• _Task to complete_: Which lines contain the string "page"? Please list every one of them.

=-=-=

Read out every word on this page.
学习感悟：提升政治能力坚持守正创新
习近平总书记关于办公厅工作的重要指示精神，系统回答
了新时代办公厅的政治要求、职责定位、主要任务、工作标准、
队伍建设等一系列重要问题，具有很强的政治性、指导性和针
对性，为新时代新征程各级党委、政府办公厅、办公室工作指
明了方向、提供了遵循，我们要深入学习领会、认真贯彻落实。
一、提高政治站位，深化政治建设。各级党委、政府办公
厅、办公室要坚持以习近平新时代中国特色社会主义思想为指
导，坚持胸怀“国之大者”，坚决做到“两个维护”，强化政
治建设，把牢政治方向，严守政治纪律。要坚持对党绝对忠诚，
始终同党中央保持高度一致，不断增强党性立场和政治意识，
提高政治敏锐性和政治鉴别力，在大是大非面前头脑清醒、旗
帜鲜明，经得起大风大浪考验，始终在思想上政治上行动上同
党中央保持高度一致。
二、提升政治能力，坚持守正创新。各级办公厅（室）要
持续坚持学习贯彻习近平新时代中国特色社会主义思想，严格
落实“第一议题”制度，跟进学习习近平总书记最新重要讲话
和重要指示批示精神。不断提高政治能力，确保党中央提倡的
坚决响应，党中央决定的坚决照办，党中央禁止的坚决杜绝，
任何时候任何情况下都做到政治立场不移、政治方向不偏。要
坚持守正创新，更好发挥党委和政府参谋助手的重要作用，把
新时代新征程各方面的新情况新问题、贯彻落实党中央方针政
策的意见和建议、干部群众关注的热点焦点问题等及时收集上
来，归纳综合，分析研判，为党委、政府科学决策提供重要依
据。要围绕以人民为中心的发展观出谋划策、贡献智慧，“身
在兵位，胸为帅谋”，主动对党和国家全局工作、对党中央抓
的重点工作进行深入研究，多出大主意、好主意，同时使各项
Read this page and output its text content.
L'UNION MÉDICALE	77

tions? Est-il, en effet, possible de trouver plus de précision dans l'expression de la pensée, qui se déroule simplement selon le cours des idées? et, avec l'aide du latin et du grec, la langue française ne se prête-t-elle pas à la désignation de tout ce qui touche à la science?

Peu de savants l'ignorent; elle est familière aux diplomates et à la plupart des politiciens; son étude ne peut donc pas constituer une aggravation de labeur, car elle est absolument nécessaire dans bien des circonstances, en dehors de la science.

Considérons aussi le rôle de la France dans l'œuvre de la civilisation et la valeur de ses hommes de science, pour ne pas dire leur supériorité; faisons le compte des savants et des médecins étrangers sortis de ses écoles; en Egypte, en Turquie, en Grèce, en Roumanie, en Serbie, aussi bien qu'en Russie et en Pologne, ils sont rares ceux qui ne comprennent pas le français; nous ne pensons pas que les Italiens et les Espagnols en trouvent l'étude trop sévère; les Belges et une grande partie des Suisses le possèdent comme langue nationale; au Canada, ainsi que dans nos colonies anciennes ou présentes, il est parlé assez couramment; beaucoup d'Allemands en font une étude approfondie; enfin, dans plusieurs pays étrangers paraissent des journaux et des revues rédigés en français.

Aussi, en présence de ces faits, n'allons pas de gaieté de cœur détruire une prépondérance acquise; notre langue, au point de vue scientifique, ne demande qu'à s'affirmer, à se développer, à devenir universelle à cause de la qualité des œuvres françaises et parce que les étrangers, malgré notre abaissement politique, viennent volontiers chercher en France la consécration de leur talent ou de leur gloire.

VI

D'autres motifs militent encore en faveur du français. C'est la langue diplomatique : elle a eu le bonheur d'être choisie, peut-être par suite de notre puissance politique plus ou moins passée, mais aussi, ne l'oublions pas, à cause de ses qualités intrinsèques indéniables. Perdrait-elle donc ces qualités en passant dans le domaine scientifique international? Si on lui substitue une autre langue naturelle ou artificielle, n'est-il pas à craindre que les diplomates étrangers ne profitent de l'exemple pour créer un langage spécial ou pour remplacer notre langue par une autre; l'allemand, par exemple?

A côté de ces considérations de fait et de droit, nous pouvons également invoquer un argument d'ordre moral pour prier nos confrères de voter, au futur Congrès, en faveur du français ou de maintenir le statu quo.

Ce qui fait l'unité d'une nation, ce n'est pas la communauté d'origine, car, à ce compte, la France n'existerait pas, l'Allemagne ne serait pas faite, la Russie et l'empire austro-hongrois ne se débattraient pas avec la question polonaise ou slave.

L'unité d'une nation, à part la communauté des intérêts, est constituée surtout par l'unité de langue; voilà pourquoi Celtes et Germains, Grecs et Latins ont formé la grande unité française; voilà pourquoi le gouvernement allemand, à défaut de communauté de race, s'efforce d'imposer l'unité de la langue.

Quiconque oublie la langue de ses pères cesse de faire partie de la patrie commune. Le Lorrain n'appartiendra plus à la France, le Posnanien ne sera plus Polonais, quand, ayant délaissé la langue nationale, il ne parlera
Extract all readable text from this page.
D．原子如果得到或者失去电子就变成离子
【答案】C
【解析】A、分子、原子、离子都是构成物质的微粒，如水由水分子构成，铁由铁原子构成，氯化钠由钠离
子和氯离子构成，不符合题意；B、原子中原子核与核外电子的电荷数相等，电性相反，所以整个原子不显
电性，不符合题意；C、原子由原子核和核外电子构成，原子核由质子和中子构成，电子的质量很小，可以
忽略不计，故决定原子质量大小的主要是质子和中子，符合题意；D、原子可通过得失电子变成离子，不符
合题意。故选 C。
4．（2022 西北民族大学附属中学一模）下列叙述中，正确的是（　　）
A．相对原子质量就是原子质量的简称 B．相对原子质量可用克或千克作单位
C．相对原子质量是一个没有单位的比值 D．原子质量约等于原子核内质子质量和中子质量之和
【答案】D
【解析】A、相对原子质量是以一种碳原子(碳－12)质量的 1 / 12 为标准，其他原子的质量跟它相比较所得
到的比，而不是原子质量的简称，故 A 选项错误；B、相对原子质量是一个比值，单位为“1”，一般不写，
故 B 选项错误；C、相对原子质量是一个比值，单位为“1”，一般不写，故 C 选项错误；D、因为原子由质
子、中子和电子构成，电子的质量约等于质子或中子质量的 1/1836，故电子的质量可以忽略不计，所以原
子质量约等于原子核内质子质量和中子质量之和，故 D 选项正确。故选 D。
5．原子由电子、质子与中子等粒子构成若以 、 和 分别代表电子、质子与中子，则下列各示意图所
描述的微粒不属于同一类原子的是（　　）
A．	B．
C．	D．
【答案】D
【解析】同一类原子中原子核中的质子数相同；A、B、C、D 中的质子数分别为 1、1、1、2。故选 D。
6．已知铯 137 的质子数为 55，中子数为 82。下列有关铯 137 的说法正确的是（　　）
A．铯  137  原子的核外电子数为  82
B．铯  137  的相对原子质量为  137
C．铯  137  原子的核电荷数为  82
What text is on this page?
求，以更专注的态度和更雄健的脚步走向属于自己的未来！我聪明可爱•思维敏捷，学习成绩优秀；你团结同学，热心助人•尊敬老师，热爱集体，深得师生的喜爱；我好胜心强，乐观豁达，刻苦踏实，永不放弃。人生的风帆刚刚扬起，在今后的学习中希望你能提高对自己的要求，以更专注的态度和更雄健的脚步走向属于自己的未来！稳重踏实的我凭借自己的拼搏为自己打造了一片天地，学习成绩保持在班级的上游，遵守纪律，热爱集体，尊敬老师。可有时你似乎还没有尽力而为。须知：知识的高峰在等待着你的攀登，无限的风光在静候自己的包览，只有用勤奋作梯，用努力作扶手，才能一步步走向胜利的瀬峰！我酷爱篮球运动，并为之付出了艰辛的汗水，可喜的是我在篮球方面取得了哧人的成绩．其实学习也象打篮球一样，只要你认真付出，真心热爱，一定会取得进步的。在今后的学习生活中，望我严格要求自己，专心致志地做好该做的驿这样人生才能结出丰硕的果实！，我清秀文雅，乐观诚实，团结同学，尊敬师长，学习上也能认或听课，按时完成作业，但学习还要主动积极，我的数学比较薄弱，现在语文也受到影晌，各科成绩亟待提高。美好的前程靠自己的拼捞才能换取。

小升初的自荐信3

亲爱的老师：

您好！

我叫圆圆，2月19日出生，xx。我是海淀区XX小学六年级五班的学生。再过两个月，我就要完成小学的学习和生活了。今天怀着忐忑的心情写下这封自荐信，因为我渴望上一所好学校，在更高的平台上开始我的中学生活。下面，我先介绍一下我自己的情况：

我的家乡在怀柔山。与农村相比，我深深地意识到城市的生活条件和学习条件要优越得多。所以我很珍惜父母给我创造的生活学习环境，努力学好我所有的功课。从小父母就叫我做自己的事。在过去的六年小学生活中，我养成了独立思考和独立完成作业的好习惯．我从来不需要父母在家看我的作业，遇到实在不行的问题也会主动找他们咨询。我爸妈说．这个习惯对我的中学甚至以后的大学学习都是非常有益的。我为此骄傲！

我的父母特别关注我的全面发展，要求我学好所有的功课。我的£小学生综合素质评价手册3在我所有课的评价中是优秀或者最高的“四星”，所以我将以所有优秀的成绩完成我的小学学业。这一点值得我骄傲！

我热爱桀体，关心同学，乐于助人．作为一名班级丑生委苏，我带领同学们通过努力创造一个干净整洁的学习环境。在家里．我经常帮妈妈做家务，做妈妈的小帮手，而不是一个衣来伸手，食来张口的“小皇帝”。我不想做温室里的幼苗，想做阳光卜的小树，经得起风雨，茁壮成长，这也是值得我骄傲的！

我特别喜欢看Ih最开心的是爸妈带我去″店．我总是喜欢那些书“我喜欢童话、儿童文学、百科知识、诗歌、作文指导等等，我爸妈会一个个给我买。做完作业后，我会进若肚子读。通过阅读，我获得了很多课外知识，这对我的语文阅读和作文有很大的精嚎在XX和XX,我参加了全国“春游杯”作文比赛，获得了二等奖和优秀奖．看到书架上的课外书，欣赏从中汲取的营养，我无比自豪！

=-=-=

• _Answer to this exercise_:
Read out every word on this page.
Read this page and output its text content.
Extract all readable text from this page.
What text is on this page?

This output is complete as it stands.